* [Task instructions]: Below is a set of records; restate each one word for word.
-------- Available records --------
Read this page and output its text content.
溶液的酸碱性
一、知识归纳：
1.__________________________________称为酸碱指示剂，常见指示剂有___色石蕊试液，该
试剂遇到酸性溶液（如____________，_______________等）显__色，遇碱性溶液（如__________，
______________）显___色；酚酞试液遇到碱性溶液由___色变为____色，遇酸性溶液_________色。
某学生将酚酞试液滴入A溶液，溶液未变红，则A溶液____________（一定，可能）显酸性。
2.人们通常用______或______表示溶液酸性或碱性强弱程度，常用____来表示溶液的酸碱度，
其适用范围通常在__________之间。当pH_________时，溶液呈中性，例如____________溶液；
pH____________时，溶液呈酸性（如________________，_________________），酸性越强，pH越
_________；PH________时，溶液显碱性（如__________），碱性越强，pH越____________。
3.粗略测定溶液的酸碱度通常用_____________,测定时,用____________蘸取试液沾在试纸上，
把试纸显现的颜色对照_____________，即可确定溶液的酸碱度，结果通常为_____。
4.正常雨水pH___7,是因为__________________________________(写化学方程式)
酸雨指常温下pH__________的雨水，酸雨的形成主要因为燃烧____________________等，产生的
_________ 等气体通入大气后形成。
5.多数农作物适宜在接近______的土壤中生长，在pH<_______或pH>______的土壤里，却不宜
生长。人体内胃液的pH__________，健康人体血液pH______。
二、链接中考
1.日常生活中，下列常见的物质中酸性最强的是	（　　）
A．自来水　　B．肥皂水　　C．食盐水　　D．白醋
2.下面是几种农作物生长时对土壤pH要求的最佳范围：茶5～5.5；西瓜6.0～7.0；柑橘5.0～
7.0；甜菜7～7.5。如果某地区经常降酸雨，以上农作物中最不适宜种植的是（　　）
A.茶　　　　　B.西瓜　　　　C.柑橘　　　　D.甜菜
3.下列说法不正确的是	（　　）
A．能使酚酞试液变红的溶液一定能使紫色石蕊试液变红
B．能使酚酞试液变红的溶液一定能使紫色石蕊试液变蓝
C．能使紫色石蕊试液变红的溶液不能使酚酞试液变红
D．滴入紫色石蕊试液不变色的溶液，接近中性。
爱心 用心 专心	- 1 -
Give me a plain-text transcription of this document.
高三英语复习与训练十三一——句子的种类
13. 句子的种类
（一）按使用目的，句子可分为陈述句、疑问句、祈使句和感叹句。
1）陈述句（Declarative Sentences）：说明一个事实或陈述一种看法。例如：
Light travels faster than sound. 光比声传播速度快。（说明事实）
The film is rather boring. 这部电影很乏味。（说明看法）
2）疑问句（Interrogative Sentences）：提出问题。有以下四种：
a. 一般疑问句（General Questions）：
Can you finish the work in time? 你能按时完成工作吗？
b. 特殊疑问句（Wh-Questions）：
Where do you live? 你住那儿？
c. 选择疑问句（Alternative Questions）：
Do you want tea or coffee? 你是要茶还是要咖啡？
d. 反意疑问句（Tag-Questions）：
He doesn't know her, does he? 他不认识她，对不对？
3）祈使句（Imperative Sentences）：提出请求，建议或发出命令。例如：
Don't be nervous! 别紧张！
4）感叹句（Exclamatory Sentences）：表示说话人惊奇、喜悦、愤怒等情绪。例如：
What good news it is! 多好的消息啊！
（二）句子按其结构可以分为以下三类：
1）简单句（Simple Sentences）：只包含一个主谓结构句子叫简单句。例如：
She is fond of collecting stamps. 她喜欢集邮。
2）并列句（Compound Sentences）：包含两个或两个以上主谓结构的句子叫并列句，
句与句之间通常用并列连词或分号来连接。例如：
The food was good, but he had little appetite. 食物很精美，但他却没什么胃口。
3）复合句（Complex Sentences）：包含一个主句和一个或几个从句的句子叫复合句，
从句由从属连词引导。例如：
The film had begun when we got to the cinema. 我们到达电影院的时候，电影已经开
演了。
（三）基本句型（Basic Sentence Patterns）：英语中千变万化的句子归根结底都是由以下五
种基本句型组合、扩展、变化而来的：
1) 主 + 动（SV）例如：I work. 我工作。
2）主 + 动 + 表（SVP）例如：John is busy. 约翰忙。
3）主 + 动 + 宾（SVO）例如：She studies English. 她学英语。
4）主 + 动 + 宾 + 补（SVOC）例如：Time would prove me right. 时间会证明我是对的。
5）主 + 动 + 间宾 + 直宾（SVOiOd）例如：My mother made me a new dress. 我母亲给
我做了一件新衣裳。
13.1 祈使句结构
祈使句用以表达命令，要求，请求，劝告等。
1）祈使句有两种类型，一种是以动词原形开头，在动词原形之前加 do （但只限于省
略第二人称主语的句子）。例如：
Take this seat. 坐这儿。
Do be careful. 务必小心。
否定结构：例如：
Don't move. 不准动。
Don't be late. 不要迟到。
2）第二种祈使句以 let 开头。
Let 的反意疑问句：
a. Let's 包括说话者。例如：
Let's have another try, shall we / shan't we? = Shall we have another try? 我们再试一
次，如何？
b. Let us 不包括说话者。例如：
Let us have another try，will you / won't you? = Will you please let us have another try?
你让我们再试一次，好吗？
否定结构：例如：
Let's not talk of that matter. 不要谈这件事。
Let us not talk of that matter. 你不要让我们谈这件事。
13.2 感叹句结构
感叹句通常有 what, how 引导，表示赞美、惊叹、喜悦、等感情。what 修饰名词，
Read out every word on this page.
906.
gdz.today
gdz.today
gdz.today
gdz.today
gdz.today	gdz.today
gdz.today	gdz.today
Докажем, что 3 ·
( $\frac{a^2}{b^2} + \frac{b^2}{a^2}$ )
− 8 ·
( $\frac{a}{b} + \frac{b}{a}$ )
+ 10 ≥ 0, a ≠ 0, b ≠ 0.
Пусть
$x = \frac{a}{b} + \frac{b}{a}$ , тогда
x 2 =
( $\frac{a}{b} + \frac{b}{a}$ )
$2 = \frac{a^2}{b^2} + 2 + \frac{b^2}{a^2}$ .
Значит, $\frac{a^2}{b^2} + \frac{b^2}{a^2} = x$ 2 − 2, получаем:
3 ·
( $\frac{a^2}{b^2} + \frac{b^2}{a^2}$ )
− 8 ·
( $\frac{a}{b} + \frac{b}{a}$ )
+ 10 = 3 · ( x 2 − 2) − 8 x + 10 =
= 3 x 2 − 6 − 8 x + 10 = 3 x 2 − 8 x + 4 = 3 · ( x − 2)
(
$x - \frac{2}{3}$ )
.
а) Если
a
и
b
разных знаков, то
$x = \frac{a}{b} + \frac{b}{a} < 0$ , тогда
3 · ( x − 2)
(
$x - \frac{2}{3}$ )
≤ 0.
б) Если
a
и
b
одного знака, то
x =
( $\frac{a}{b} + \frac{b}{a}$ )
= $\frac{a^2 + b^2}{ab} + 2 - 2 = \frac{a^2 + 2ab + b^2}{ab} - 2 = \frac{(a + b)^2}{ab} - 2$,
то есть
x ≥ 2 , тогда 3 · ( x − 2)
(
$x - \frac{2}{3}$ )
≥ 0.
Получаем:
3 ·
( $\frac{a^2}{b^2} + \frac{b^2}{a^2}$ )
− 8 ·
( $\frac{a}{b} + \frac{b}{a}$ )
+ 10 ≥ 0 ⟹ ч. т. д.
--------
* [Complete output]:
Read this page and output its text content.
溶液的酸碱性
一、知识归纳：
1.__________________________________称为酸碱指示剂，常见指示剂有___色石蕊试液，该
试剂遇到酸性溶液（如____________，_______________等）显__色，遇碱性溶液（如__________，
______________）显___色；酚酞试液遇到碱性溶液由___色变为____色，遇酸性溶液_________色。
某学生将酚酞试液滴入A溶液，溶液未变红，则A溶液____________（一定，可能）显酸性。
2.人们通常用______或______表示溶液酸性或碱性强弱程度，常用____来表示溶液的酸碱度，
其适用范围通常在__________之间。当pH_________时，溶液呈中性，例如____________溶液；
pH____________时，溶液呈酸性（如________________，_________________），酸性越强，pH越
_________；PH________时，溶液显碱性（如__________），碱性越强，pH越____________。
3.粗略测定溶液的酸碱度通常用_____________,测定时,用____________蘸取试液沾在试纸上，
把试纸显现的颜色对照_____________，即可确定溶液的酸碱度，结果通常为_____。
4.正常雨水pH___7,是因为__________________________________(写化学方程式)
酸雨指常温下pH__________的雨水，酸雨的形成主要因为燃烧____________________等，产生的
_________ 等气体通入大气后形成。
5.多数农作物适宜在接近______的土壤中生长，在pH<_______或pH>______的土壤里，却不宜
生长。人体内胃液的pH__________，健康人体血液pH______。
二、链接中考
1.日常生活中，下列常见的物质中酸性最强的是	（　　）
A．自来水　　B．肥皂水　　C．食盐水　　D．白醋
2.下面是几种农作物生长时对土壤pH要求的最佳范围：茶5～5.5；西瓜6.0～7.0；柑橘5.0～
7.0；甜菜7～7.5。如果某地区经常降酸雨，以上农作物中最不适宜种植的是（　　）
A.茶　　　　　B.西瓜　　　　C.柑橘　　　　D.甜菜
3.下列说法不正确的是	（　　）
A．能使酚酞试液变红的溶液一定能使紫色石蕊试液变红
B．能使酚酞试液变红的溶液一定能使紫色石蕊试液变蓝
C．能使紫色石蕊试液变红的溶液不能使酚酞试液变红
D．滴入紫色石蕊试液不变色的溶液，接近中性。
爱心 用心 专心	- 1 -
Give me a plain-text transcription of this document.
高三英语复习与训练十三一——句子的种类
13. 句子的种类
（一）按使用目的，句子可分为陈述句、疑问句、祈使句和感叹句。
1）陈述句（Declarative Sentences）：说明一个事实或陈述一种看法。例如：
Light travels faster than sound. 光比声传播速度快。（说明事实）
The film is rather boring. 这部电影很乏味。（说明看法）
2）疑问句（Interrogative Sentences）：提出问题。有以下四种：
a. 一般疑问句（General Questions）：
Can you finish the work in time? 你能按时完成工作吗？
b. 特殊疑问句（Wh-Questions）：
Where do you live? 你住那儿？
c. 选择疑问句（Alternative Questions）：
Do you want tea or coffee? 你是要茶还是要咖啡？
d. 反意疑问句（Tag-Questions）：
He doesn't know her, does he? 他不认识她，对不对？
3）祈使句（Imperative Sentences）：提出请求，建议或发出命令。例如：
Don't be nervous! 别紧张！
4）感叹句（Exclamatory Sentences）：表示说话人惊奇、喜悦、愤怒等情绪。例如：
What good news it is! 多好的消息啊！
（二）句子按其结构可以分为以下三类：
1）简单句（Simple Sentences）：只包含一个主谓结构句子叫简单句。例如：
She is fond of collecting stamps. 她喜欢集邮。
2）并列句（Compound Sentences）：包含两个或两个以上主谓结构的句子叫并列句，
句与句之间通常用并列连词或分号来连接。例如：
The food was good, but he had little appetite. 食物很精美，但他却没什么胃口。
3）复合句（Complex Sentences）：包含一个主句和一个或几个从句的句子叫复合句，
从句由从属连词引导。例如：
The film had begun when we got to the cinema. 我们到达电影院的时候，电影已经开
演了。
（三）基本句型（Basic Sentence Patterns）：英语中千变万化的句子归根结底都是由以下五
种基本句型组合、扩展、变化而来的：
1) 主 + 动（SV）例如：I work. 我工作。
2）主 + 动 + 表（SVP）例如：John is busy. 约翰忙。
3）主 + 动 + 宾（SVO）例如：She studies English. 她学英语。
4）主 + 动 + 宾 + 补（SVOC）例如：Time would prove me right. 时间会证明我是对的。
5）主 + 动 + 间宾 + 直宾（SVOiOd）例如：My mother made me a new dress. 我母亲给
我做了一件新衣裳。
13.1 祈使句结构
祈使句用以表达命令，要求，请求，劝告等。
1）祈使句有两种类型，一种是以动词原形开头，在动词原形之前加 do （但只限于省
略第二人称主语的句子）。例如：
Take this seat. 坐这儿。
Do be careful. 务必小心。
否定结构：例如：
Don't move. 不准动。
Don't be late. 不要迟到。
2）第二种祈使句以 let 开头。
Let 的反意疑问句：
a. Let's 包括说话者。例如：
Let's have another try, shall we / shan't we? = Shall we have another try? 我们再试一
次，如何？
b. Let us 不包括说话者。例如：
Let us have another try，will you / won't you? = Will you please let us have another try?
你让我们再试一次，好吗？
否定结构：例如：
Let's not talk of that matter. 不要谈这件事。
Let us not talk of that matter. 你不要让我们谈这件事。
13.2 感叹句结构
感叹句通常有 what, how 引导，表示赞美、惊叹、喜悦、等感情。what 修饰名词，
Read out every word on this page.
906.
gdz.today
gdz.today
gdz.today
gdz.today
gdz.today	gdz.today
gdz.today	gdz.today
Докажем, что 3 ·
( $\frac{a^2}{b^2} + \frac{b^2}{a^2}$ )
− 8 ·
( $\frac{a}{b} + \frac{b}{a}$ )
+ 10 ≥ 0, a ≠ 0, b ≠ 0.
Пусть
$x = \frac{a}{b} + \frac{b}{a}$ , тогда
x 2 =
( $\frac{a}{b} + \frac{b}{a}$ )
$2 = \frac{a^2}{b^2} + 2 + \frac{b^2}{a^2}$ .
Значит, $\frac{a^2}{b^2} + \frac{b^2}{a^2} = x$ 2 − 2, получаем:
3 ·
( $\frac{a^2}{b^2} + \frac{b^2}{a^2}$ )
− 8 ·
( $\frac{a}{b} + \frac{b}{a}$ )
+ 10 = 3 · ( x 2 − 2) − 8 x + 10 =
= 3 x 2 − 6 − 8 x + 10 = 3 x 2 − 8 x + 4 = 3 · ( x − 2)
(
$x - \frac{2}{3}$ )
.
а) Если
a
и
b
разных знаков, то
$x = \frac{a}{b} + \frac{b}{a} < 0$ , тогда
3 · ( x − 2)
(
$x - \frac{2}{3}$ )
≤ 0.
б) Если
a
и
b
одного знака, то
x =
( $\frac{a}{b} + \frac{b}{a}$ )
= $\frac{a^2 + b^2}{ab} + 2 - 2 = \frac{a^2 + 2ab + b^2}{ab} - 2 = \frac{(a + b)^2}{ab} - 2$,
то есть
x ≥ 2 , тогда 3 · ( x − 2)
(
$x - \frac{2}{3}$ )
≥ 0.
Получаем:
3 ·
( $\frac{a^2}{b^2} + \frac{b^2}{a^2}$ )
− 8 ·
( $\frac{a}{b} + \frac{b}{a}$ )
+ 10 ≥ 0 ⟹ ч. т. д.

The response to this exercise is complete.